Images of document pages with text
|---|
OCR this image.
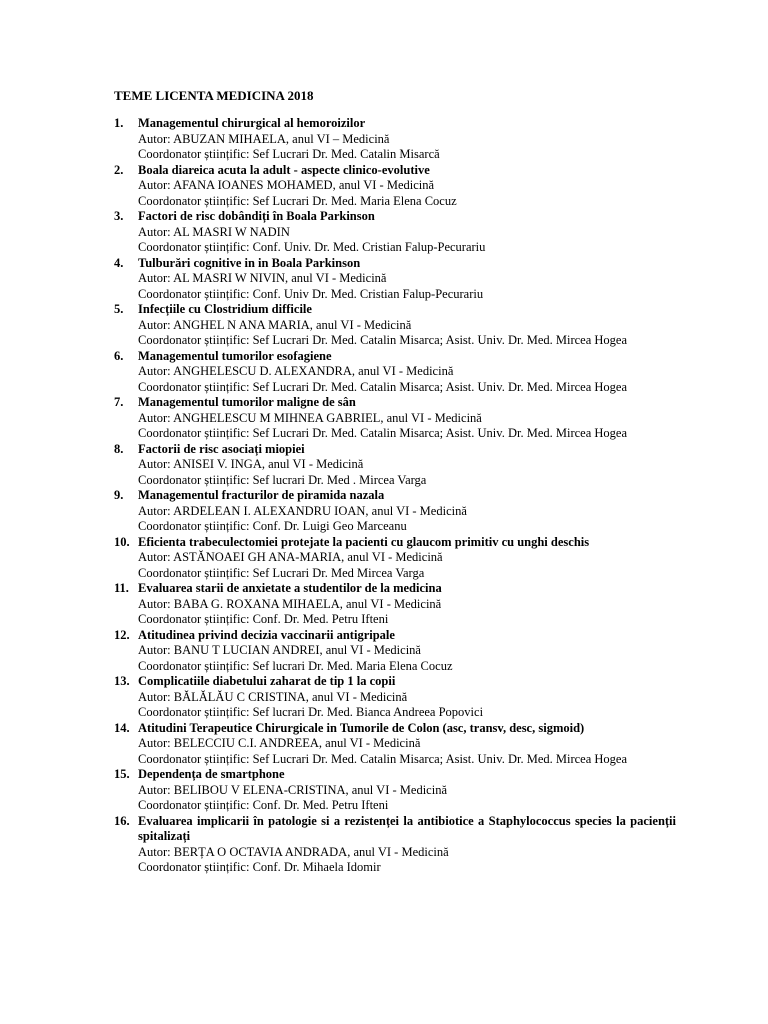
TEME LICENTA MEDICINA 2018
1. Managementul chirurgical al hemoroizilor
Autor: ABUZAN MIHAELA, anul VI – Medicină
Coordonator științific: Sef Lucrari Dr. Med. Catalin Misarcă
2. Boala diareica acuta la adult - aspecte clinico-evolutive
Autor: AFANA IOANES MOHAMED, anul VI - Medicină
Coordonator științific: Sef Lucrari Dr. Med. Maria Elena Cocuz
3. Factori de risc dobândiți în Boala Parkinson
Autor: AL MASRI W NADIN
Coordonator științific: Conf. Univ. Dr. Med. Cristian Falup-Pecurariu
4. Tulburări cognitive in in Boala Parkinson
Autor: AL MASRI W NIVIN, anul VI - Medicină
Coordonator științific: Conf. Univ Dr. Med. Cristian Falup-Pecurariu
5. Infecțiile cu Clostridium difficile
Autor: ANGHEL N ANA MARIA, anul VI - Medicină
Coordonator științific: Sef Lucrari Dr. Med. Catalin Misarca; Asist. Univ. Dr. Med. Mircea Hogea
6. Managementul tumorilor esofagiene
Autor: ANGHELESCU D. ALEXANDRA, anul VI - Medicină
Coordonator științific: Sef Lucrari Dr. Med. Catalin Misarca; Asist. Univ. Dr. Med. Mircea Hogea
7. Managementul tumorilor maligne de sân
Autor: ANGHELESCU M MIHNEA GABRIEL, anul VI - Medicină
Coordonator științific: Sef Lucrari Dr. Med. Catalin Misarca; Asist. Univ. Dr. Med. Mircea Hogea
8. Factorii de risc asociați miopiei
Autor: ANISEI V. INGA, anul VI - Medicină
Coordonator științific: Sef lucrari Dr. Med . Mircea Varga
9. Managementul fracturilor de piramida nazala
Autor: ARDELEAN I. ALEXANDRU IOAN, anul VI - Medicină
Coordonator științific: Conf. Dr. Luigi Geo Marceanu
10. Eficienta trabeculectomiei protejate la pacienti cu glaucom primitiv cu unghi deschis
Autor: ASTĂNOAEI GH ANA-MARIA, anul VI - Medicină
Coordonator științific: Sef Lucrari Dr. Med Mircea Varga
11. Evaluarea starii de anxietate a studentilor de la medicina
Autor: BABA G. ROXANA MIHAELA, anul VI - Medicină
Coordonator științific: Conf. Dr. Med. Petru Ifteni
12. Atitudinea privind decizia vaccinarii antigripale
Autor: BANU T LUCIAN ANDREI, anul VI - Medicină
Coordonator științific: Sef lucrari Dr. Med. Maria Elena Cocuz
13. Complicatiile diabetului zaharat de tip 1 la copii
Autor: BĂLĂLĂU C CRISTINA, anul VI - Medicină
Coordonator științific: Sef lucrari Dr. Med. Bianca Andreea Popovici
14. Atitudini Terapeutice Chirurgicale in Tumorile de Colon (asc, transv, desc, sigmoid)
Autor: BELECCIU C.I. ANDREEA, anul VI - Medicină
Coordonator științific: Sef Lucrari Dr. Med. Catalin Misarca; Asist. Univ. Dr. Med. Mircea Hogea
15. Dependența de smartphone
Autor: BELIBOU V ELENA-CRISTINA, anul VI - Medicină
Coordonator științific: Conf. Dr. Med. Petru Ifteni
16. Evaluarea implicarii în patologie si a rezistenței la antibiotice a Staphylococcus species la pacienții spitalizați
Autor: BERȚA O OCTAVIA ANDRADA, anul VI - Medicină
Coordonator științific: Conf. Dr. Mihaela Idomir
|---|
**Work order**:
What's needed is every record restated exactly, pictures excluded.

**Answer to this exercise**:
OCR this image.
TEME LICENTA MEDICINA 2018
1. Managementul chirurgical al hemoroizilor
Autor: ABUZAN MIHAELA, anul VI – Medicină
Coordonator științific: Sef Lucrari Dr. Med. Catalin Misarcă
2. Boala diareica acuta la adult - aspecte clinico-evolutive
Autor: AFANA IOANES MOHAMED, anul VI - Medicină
Coordonator științific: Sef Lucrari Dr. Med. Maria Elena Cocuz
3. Factori de risc dobândiți în Boala Parkinson
Autor: AL MASRI W NADIN
Coordonator științific: Conf. Univ. Dr. Med. Cristian Falup-Pecurariu
4. Tulburări cognitive in in Boala Parkinson
Autor: AL MASRI W NIVIN, anul VI - Medicină
Coordonator științific: Conf. Univ Dr. Med. Cristian Falup-Pecurariu
5. Infecțiile cu Clostridium difficile
Autor: ANGHEL N ANA MARIA, anul VI - Medicină
Coordonator științific: Sef Lucrari Dr. Med. Catalin Misarca; Asist. Univ. Dr. Med. Mircea Hogea
6. Managementul tumorilor esofagiene
Autor: ANGHELESCU D. ALEXANDRA, anul VI - Medicină
Coordonator științific: Sef Lucrari Dr. Med. Catalin Misarca; Asist. Univ. Dr. Med. Mircea Hogea
7. Managementul tumorilor maligne de sân
Autor: ANGHELESCU M MIHNEA GABRIEL, anul VI - Medicină
Coordonator științific: Sef Lucrari Dr. Med. Catalin Misarca; Asist. Univ. Dr. Med. Mircea Hogea
8. Factorii de risc asociați miopiei
Autor: ANISEI V. INGA, anul VI - Medicină
Coordonator științific: Sef lucrari Dr. Med . Mircea Varga
9. Managementul fracturilor de piramida nazala
Autor: ARDELEAN I. ALEXANDRU IOAN, anul VI - Medicină
Coordonator științific: Conf. Dr. Luigi Geo Marceanu
10. Eficienta trabeculectomiei protejate la pacienti cu glaucom primitiv cu unghi deschis
Autor: ASTĂNOAEI GH ANA-MARIA, anul VI - Medicină
Coordonator științific: Sef Lucrari Dr. Med Mircea Varga
11. Evaluarea starii de anxietate a studentilor de la medicina
Autor: BABA G. ROXANA MIHAELA, anul VI - Medicină
Coordonator științific: Conf. Dr. Med. Petru Ifteni
12. Atitudinea privind decizia vaccinarii antigripale
Autor: BANU T LUCIAN ANDREI, anul VI - Medicină
Coordonator științific: Sef lucrari Dr. Med. Maria Elena Cocuz
13. Complicatiile diabetului zaharat de tip 1 la copii
Autor: BĂLĂLĂU C CRISTINA, anul VI - Medicină
Coordonator științific: Sef lucrari Dr. Med. Bianca Andreea Popovici
14. Atitudini Terapeutice Chirurgicale in Tumorile de Colon (asc, transv, desc, sigmoid)
Autor: BELECCIU C.I. ANDREEA, anul VI - Medicină
Coordonator științific: Sef Lucrari Dr. Med. Catalin Misarca; Asist. Univ. Dr. Med. Mircea Hogea
15. Dependența de smartphone
Autor: BELIBOU V ELENA-CRISTINA, anul VI - Medicină
Coordonator științific: Conf. Dr. Med. Petru Ifteni
16. Evaluarea implicarii în patologie si a rezistenței la antibiotice a Staphylococcus species la pacienții spitalizați
Autor: BERȚA O OCTAVIA ANDRADA, anul VI - Medicină
Coordonator științific: Conf. Dr. Mihaela Idomir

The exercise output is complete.